Given instruction
Print, exactly and completely, every entry in the data.

Dataset records
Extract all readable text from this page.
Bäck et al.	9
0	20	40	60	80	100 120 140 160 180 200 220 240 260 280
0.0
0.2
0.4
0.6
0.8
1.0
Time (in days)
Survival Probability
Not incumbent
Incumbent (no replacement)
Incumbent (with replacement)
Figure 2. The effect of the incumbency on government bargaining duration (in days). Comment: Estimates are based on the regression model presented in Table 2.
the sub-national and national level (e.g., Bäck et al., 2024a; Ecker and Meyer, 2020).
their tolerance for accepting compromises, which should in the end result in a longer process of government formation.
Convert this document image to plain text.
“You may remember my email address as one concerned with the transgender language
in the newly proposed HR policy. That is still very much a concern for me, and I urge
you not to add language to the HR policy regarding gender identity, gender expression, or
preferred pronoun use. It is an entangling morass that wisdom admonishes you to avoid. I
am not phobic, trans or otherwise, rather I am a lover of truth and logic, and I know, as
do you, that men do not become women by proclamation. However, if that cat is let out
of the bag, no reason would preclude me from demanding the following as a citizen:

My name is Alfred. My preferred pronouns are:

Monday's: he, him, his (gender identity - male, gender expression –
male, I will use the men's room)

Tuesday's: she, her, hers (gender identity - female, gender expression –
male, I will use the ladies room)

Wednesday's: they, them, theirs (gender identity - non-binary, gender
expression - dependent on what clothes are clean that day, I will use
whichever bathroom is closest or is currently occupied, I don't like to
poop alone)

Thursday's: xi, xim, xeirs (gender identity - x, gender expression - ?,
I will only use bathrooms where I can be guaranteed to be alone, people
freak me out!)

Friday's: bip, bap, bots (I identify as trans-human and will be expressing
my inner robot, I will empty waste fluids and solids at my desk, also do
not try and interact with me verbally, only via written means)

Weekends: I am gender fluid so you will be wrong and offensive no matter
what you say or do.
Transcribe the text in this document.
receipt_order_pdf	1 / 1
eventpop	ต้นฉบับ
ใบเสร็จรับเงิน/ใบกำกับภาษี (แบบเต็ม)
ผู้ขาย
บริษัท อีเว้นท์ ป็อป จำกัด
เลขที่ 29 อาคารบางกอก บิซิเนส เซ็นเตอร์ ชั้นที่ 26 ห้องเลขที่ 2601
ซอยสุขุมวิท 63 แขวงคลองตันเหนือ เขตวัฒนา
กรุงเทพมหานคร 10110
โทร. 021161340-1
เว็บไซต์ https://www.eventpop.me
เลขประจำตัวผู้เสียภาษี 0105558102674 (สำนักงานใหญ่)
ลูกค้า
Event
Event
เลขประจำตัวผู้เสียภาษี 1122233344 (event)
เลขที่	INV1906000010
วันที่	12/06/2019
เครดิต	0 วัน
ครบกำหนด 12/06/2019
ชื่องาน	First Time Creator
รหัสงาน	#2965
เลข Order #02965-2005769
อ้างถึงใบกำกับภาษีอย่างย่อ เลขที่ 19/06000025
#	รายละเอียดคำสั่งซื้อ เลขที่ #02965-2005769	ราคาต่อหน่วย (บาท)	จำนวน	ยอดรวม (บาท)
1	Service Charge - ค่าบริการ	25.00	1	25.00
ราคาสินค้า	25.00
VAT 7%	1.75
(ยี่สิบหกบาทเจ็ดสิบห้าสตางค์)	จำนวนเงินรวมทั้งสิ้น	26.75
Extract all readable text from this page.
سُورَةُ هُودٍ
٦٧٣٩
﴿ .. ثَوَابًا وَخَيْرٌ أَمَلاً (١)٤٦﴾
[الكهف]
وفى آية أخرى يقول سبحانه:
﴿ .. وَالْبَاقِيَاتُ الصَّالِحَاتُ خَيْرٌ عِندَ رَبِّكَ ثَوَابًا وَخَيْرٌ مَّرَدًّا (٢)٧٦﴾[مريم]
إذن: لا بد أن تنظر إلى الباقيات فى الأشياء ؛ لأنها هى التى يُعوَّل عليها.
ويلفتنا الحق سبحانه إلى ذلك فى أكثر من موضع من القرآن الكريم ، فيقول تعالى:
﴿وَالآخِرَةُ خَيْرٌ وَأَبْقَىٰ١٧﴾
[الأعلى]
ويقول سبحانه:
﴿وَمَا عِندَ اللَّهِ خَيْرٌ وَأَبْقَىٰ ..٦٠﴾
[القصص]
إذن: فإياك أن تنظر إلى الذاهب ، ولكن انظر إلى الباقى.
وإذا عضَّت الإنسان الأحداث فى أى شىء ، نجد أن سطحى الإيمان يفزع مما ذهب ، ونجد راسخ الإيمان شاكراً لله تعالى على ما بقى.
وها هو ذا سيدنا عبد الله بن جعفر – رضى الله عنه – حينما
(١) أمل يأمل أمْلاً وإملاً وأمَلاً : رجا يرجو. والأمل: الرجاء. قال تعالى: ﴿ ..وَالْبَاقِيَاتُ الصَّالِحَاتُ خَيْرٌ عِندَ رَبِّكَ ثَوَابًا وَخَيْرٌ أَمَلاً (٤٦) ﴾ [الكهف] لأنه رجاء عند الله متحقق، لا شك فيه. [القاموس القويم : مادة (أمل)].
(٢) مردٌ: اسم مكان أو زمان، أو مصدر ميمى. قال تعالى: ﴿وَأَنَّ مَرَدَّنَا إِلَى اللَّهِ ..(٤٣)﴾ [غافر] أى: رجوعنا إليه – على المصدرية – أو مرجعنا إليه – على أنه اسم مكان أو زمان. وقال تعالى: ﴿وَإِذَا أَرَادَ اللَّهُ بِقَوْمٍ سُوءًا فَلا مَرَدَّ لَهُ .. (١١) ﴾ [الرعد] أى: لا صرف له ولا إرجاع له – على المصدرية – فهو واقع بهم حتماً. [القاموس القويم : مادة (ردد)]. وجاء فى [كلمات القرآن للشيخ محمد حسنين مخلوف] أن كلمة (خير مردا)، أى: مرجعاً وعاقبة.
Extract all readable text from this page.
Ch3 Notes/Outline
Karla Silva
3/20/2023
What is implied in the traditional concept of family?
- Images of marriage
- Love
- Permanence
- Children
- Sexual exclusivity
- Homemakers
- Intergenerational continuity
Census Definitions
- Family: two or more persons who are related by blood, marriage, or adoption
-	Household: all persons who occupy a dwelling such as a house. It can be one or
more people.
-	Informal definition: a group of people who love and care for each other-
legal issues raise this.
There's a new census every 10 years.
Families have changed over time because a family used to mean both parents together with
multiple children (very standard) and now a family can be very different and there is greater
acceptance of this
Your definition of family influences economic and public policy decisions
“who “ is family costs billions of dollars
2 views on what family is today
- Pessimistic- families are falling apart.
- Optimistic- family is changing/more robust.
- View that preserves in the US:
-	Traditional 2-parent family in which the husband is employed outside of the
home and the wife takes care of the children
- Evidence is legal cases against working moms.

Task solution
Extract all readable text from this page.
Bäck et al.	9
0	20	40	60	80	100 120 140 160 180 200 220 240 260 280
0.0
0.2
0.4
0.6
0.8
1.0
Time (in days)
Survival Probability
Not incumbent
Incumbent (no replacement)
Incumbent (with replacement)
Figure 2. The effect of the incumbency on government bargaining duration (in days). Comment: Estimates are based on the regression model presented in Table 2.
the sub-national and national level (e.g., Bäck et al., 2024a; Ecker and Meyer, 2020).
their tolerance for accepting compromises, which should in the end result in a longer process of government formation.
Convert this document image to plain text.
“You may remember my email address as one concerned with the transgender language
in the newly proposed HR policy. That is still very much a concern for me, and I urge
you not to add language to the HR policy regarding gender identity, gender expression, or
preferred pronoun use. It is an entangling morass that wisdom admonishes you to avoid. I
am not phobic, trans or otherwise, rather I am a lover of truth and logic, and I know, as
do you, that men do not become women by proclamation. However, if that cat is let out
of the bag, no reason would preclude me from demanding the following as a citizen:

My name is Alfred. My preferred pronouns are:

Monday's: he, him, his (gender identity - male, gender expression –
male, I will use the men's room)

Tuesday's: she, her, hers (gender identity - female, gender expression –
male, I will use the ladies room)

Wednesday's: they, them, theirs (gender identity - non-binary, gender
expression - dependent on what clothes are clean that day, I will use
whichever bathroom is closest or is currently occupied, I don't like to
poop alone)

Thursday's: xi, xim, xeirs (gender identity - x, gender expression - ?,
I will only use bathrooms where I can be guaranteed to be alone, people
freak me out!)

Friday's: bip, bap, bots (I identify as trans-human and will be expressing
my inner robot, I will empty waste fluids and solids at my desk, also do
not try and interact with me verbally, only via written means)

Weekends: I am gender fluid so you will be wrong and offensive no matter
what you say or do.
Transcribe the text in this document.
receipt_order_pdf	1 / 1
eventpop	ต้นฉบับ
ใบเสร็จรับเงิน/ใบกำกับภาษี (แบบเต็ม)
ผู้ขาย
บริษัท อีเว้นท์ ป็อป จำกัด
เลขที่ 29 อาคารบางกอก บิซิเนส เซ็นเตอร์ ชั้นที่ 26 ห้องเลขที่ 2601
ซอยสุขุมวิท 63 แขวงคลองตันเหนือ เขตวัฒนา
กรุงเทพมหานคร 10110
โทร. 021161340-1
เว็บไซต์ https://www.eventpop.me
เลขประจำตัวผู้เสียภาษี 0105558102674 (สำนักงานใหญ่)
ลูกค้า
Event
Event
เลขประจำตัวผู้เสียภาษี 1122233344 (event)
เลขที่	INV1906000010
วันที่	12/06/2019
เครดิต	0 วัน
ครบกำหนด 12/06/2019
ชื่องาน	First Time Creator
รหัสงาน	#2965
เลข Order #02965-2005769
อ้างถึงใบกำกับภาษีอย่างย่อ เลขที่ 19/06000025
#	รายละเอียดคำสั่งซื้อ เลขที่ #02965-2005769	ราคาต่อหน่วย (บาท)	จำนวน	ยอดรวม (บาท)
1	Service Charge - ค่าบริการ	25.00	1	25.00
ราคาสินค้า	25.00
VAT 7%	1.75
(ยี่สิบหกบาทเจ็ดสิบห้าสตางค์)	จำนวนเงินรวมทั้งสิ้น	26.75
Extract all readable text from this page.
سُورَةُ هُودٍ
٦٧٣٩
﴿ .. ثَوَابًا وَخَيْرٌ أَمَلاً (١)٤٦﴾
[الكهف]
وفى آية أخرى يقول سبحانه:
﴿ .. وَالْبَاقِيَاتُ الصَّالِحَاتُ خَيْرٌ عِندَ رَبِّكَ ثَوَابًا وَخَيْرٌ مَّرَدًّا (٢)٧٦﴾[مريم]
إذن: لا بد أن تنظر إلى الباقيات فى الأشياء ؛ لأنها هى التى يُعوَّل عليها.
ويلفتنا الحق سبحانه إلى ذلك فى أكثر من موضع من القرآن الكريم ، فيقول تعالى:
﴿وَالآخِرَةُ خَيْرٌ وَأَبْقَىٰ١٧﴾
[الأعلى]
ويقول سبحانه:
﴿وَمَا عِندَ اللَّهِ خَيْرٌ وَأَبْقَىٰ ..٦٠﴾
[القصص]
إذن: فإياك أن تنظر إلى الذاهب ، ولكن انظر إلى الباقى.
وإذا عضَّت الإنسان الأحداث فى أى شىء ، نجد أن سطحى الإيمان يفزع مما ذهب ، ونجد راسخ الإيمان شاكراً لله تعالى على ما بقى.
وها هو ذا سيدنا عبد الله بن جعفر – رضى الله عنه – حينما
(١) أمل يأمل أمْلاً وإملاً وأمَلاً : رجا يرجو. والأمل: الرجاء. قال تعالى: ﴿ ..وَالْبَاقِيَاتُ الصَّالِحَاتُ خَيْرٌ عِندَ رَبِّكَ ثَوَابًا وَخَيْرٌ أَمَلاً (٤٦) ﴾ [الكهف] لأنه رجاء عند الله متحقق، لا شك فيه. [القاموس القويم : مادة (أمل)].
(٢) مردٌ: اسم مكان أو زمان، أو مصدر ميمى. قال تعالى: ﴿وَأَنَّ مَرَدَّنَا إِلَى اللَّهِ ..(٤٣)﴾ [غافر] أى: رجوعنا إليه – على المصدرية – أو مرجعنا إليه – على أنه اسم مكان أو زمان. وقال تعالى: ﴿وَإِذَا أَرَادَ اللَّهُ بِقَوْمٍ سُوءًا فَلا مَرَدَّ لَهُ .. (١١) ﴾ [الرعد] أى: لا صرف له ولا إرجاع له – على المصدرية – فهو واقع بهم حتماً. [القاموس القويم : مادة (ردد)]. وجاء فى [كلمات القرآن للشيخ محمد حسنين مخلوف] أن كلمة (خير مردا)، أى: مرجعاً وعاقبة.
Extract all readable text from this page.
Ch3 Notes/Outline
Karla Silva
3/20/2023
What is implied in the traditional concept of family?
- Images of marriage
- Love
- Permanence
- Children
- Sexual exclusivity
- Homemakers
- Intergenerational continuity
Census Definitions
- Family: two or more persons who are related by blood, marriage, or adoption
-	Household: all persons who occupy a dwelling such as a house. It can be one or
more people.
-	Informal definition: a group of people who love and care for each other-
legal issues raise this.
There's a new census every 10 years.
Families have changed over time because a family used to mean both parents together with
multiple children (very standard) and now a family can be very different and there is greater
acceptance of this
Your definition of family influences economic and public policy decisions
“who “ is family costs billions of dollars
2 views on what family is today
- Pessimistic- families are falling apart.
- Optimistic- family is changing/more robust.
- View that preserves in the US:
-	Traditional 2-parent family in which the husband is employed outside of the
home and the wife takes care of the children
- Evidence is legal cases against working moms.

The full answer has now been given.